§ GOAL OF THE EXERCISE
Your task is to output the listing word for word, with pictures excluded.

§ DATA FOR PROCESSING

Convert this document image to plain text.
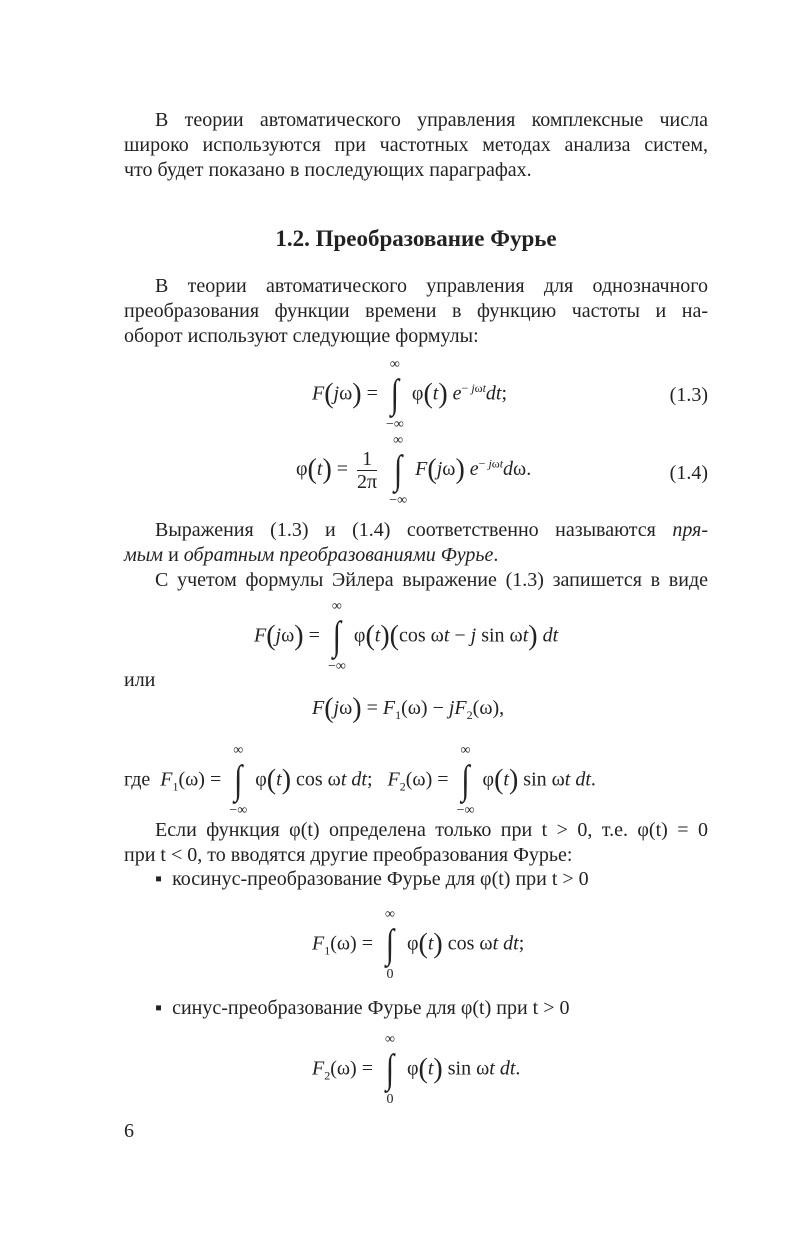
В теории автоматического управления комплексные числа
широко используются при частотных методах анализа систем,
что будет показано в последующих параграфах.
1.2. Преобразование Фурье
В теории автоматического управления для однозначного
преобразования функции времени в функцию частоты и на-
оборот используют следующие формулы:
F(jω) =
∞
∫
−∞
φ(t) $e^{- j\omega t}dt$;	(1.3)
$\varphi(t) = \frac{1}{2\pi}$

∞
∫
−∞
F(jω) $e^{- j\omega t}d\omega$.	(1.4)
Выражения (1.3) и (1.4) соответственно называются пря-
мым и обратным преобразованиями Фурье.
С учетом формулы Эйлера выражение (1.3) запишется в виде
F(jω) =
∞
∫
−∞
φ(t)(cos ωt − j sin ωt) dt
или
$F(j\omega) = F_1(\omega) - jF_2(\omega)$,
где $F_1(\omega)$ =
∞
∫
−∞
φ(t) cos ωt dt;   $F_2(\omega)$ =
∞
∫
−∞
φ(t) sin ωt dt.
Если функция φ(t) определена только при t > 0, т.е. φ(t) = 0
при t < 0, то вводятся другие преобразования Фурье:
▪ косинус-преобразование Фурье для φ(t) при t > 0
$F_1(\omega)$ =
∞
∫
0
φ(t) cos ωt dt;
▪ синус-преобразование Фурье для φ(t) при t > 0
$F_2(\omega)$ =
∞
∫
0
φ(t) sin ωt dt.
6
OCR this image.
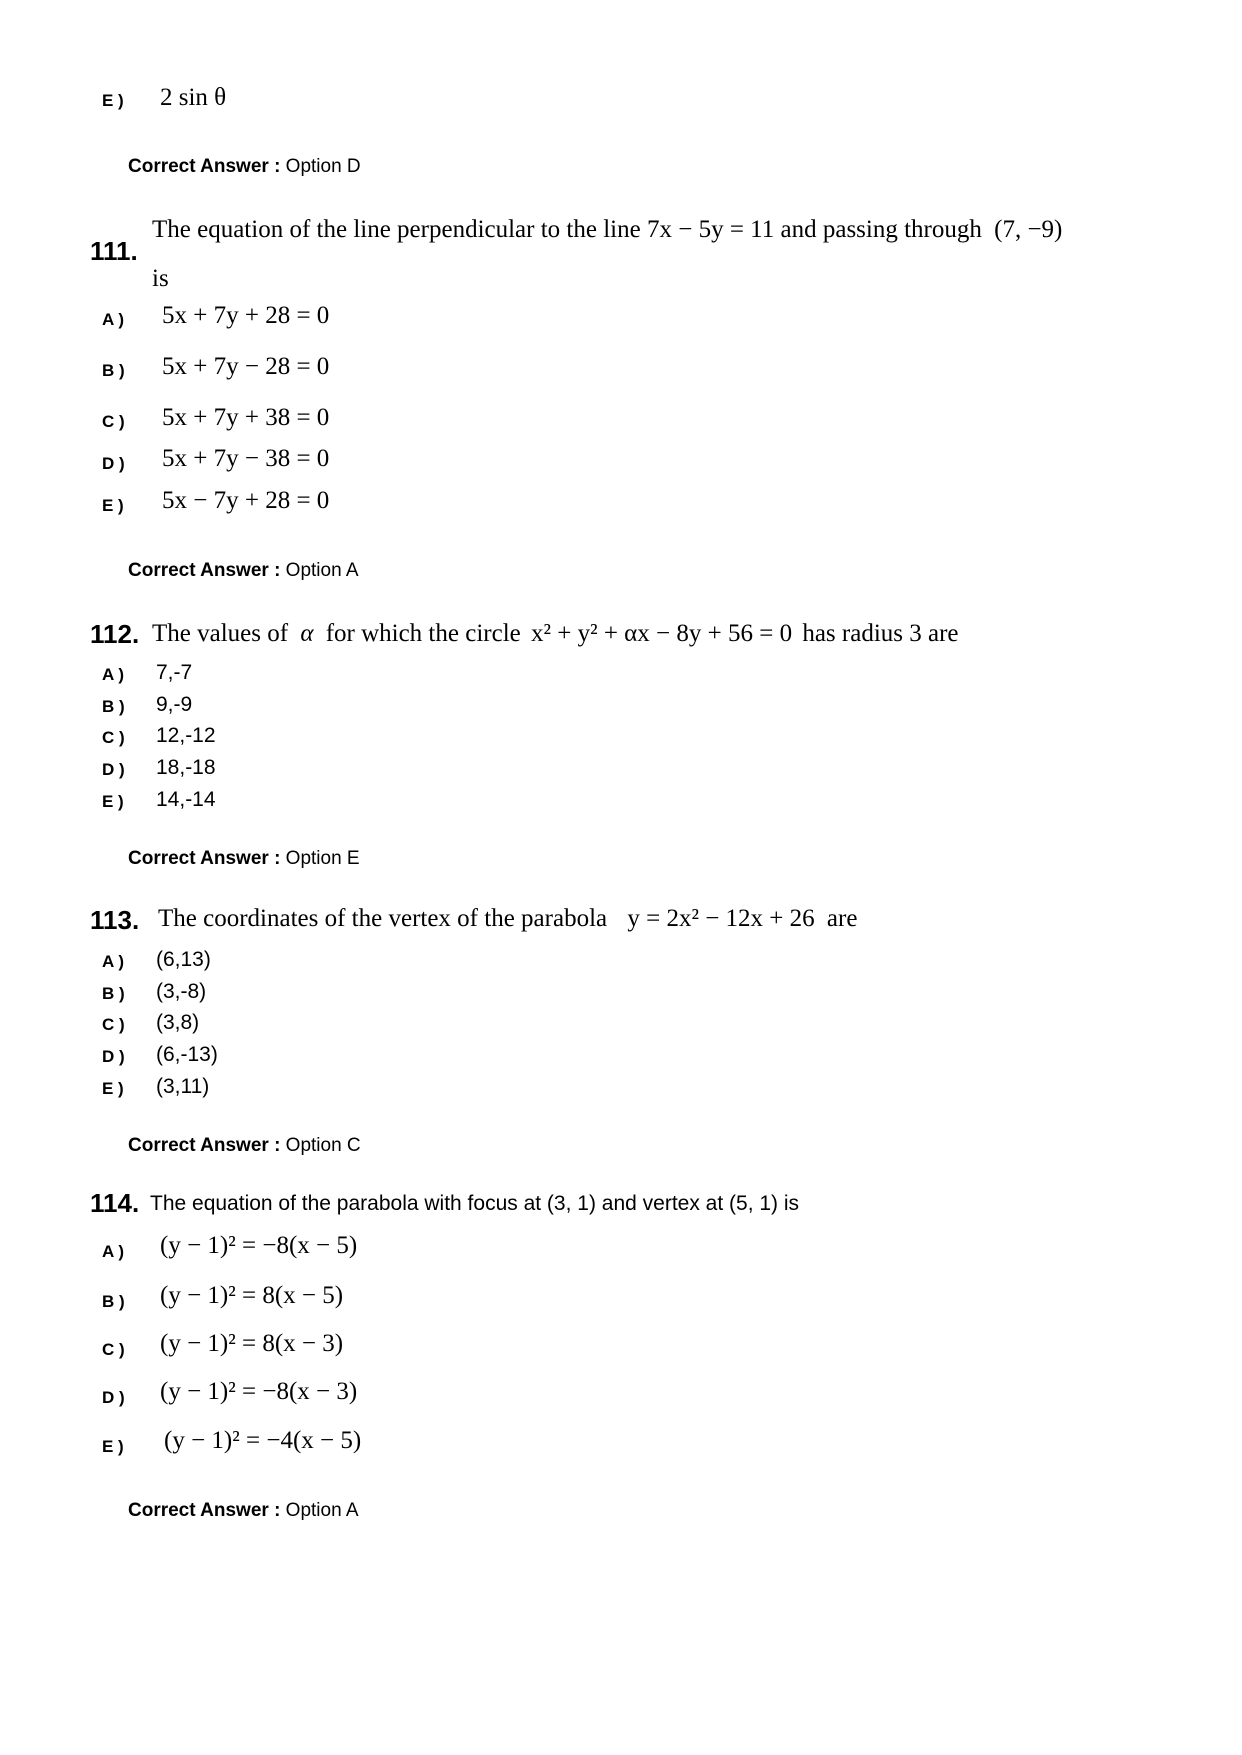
E ) 2 sin θ
Correct Answer : Option D
111.
The equation of the line perpendicular to the line 7x − 5y = 11 and passing through (7, −9)
is
A ) 5x + 7y + 28 = 0
B ) 5x + 7y − 28 = 0
C ) 5x + 7y + 38 = 0
D ) 5x + 7y − 38 = 0
E ) 5x − 7y + 28 = 0
Correct Answer : Option A
112. The values of α for which the circle x² + y² + αx − 8y + 56 = 0 has radius 3 are
A ) 7,-7
B ) 9,-9
C ) 12,-12
D ) 18,-18
E ) 14,-14
Correct Answer : Option E
113. The coordinates of the vertex of the parabola y = 2x² − 12x + 26 are
A ) (6,13)
B ) (3,-8)
C ) (3,8)
D ) (6,-13)
E ) (3,11)
Correct Answer : Option C
114. The equation of the parabola with focus at (3, 1) and vertex at (5, 1) is
A ) (y − 1)² = −8(x − 5)
B ) (y − 1)² = 8(x − 5)
C ) (y − 1)² = 8(x − 3)
D ) (y − 1)² = −8(x − 3)
E ) (y − 1)² = −4(x − 5)
Correct Answer : Option A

§ OUTPUT
Convert this document image to plain text.
В теории автоматического управления комплексные числа
широко используются при частотных методах анализа систем,
что будет показано в последующих параграфах.
1.2. Преобразование Фурье
В теории автоматического управления для однозначного
преобразования функции времени в функцию частоты и на-
оборот используют следующие формулы:
F(jω) =
∞
∫
−∞
φ(t) $e^{- j\omega t}dt$;	(1.3)
$\varphi(t) = \frac{1}{2\pi}$

∞
∫
−∞
F(jω) $e^{- j\omega t}d\omega$.	(1.4)
Выражения (1.3) и (1.4) соответственно называются пря-
мым и обратным преобразованиями Фурье.
С учетом формулы Эйлера выражение (1.3) запишется в виде
F(jω) =
∞
∫
−∞
φ(t)(cos ωt − j sin ωt) dt
или
$F(j\omega) = F_1(\omega) - jF_2(\omega)$,
где $F_1(\omega)$ =
∞
∫
−∞
φ(t) cos ωt dt;   $F_2(\omega)$ =
∞
∫
−∞
φ(t) sin ωt dt.
Если функция φ(t) определена только при t > 0, т.е. φ(t) = 0
при t < 0, то вводятся другие преобразования Фурье:
▪ косинус-преобразование Фурье для φ(t) при t > 0
$F_1(\omega)$ =
∞
∫
0
φ(t) cos ωt dt;
▪ синус-преобразование Фурье для φ(t) при t > 0
$F_2(\omega)$ =
∞
∫
0
φ(t) sin ωt dt.
6
OCR this image.
E ) 2 sin θ
Correct Answer : Option D
111.
The equation of the line perpendicular to the line 7x − 5y = 11 and passing through (7, −9)
is
A ) 5x + 7y + 28 = 0
B ) 5x + 7y − 28 = 0
C ) 5x + 7y + 38 = 0
D ) 5x + 7y − 38 = 0
E ) 5x − 7y + 28 = 0
Correct Answer : Option A
112. The values of α for which the circle x² + y² + αx − 8y + 56 = 0 has radius 3 are
A ) 7,-7
B ) 9,-9
C ) 12,-12
D ) 18,-18
E ) 14,-14
Correct Answer : Option E
113. The coordinates of the vertex of the parabola y = 2x² − 12x + 26 are
A ) (6,13)
B ) (3,-8)
C ) (3,8)
D ) (6,-13)
E ) (3,11)
Correct Answer : Option C
114. The equation of the parabola with focus at (3, 1) and vertex at (5, 1) is
A ) (y − 1)² = −8(x − 5)
B ) (y − 1)² = 8(x − 5)
C ) (y − 1)² = 8(x − 3)
D ) (y − 1)² = −8(x − 3)
E ) (y − 1)² = −4(x − 5)
Correct Answer : Option A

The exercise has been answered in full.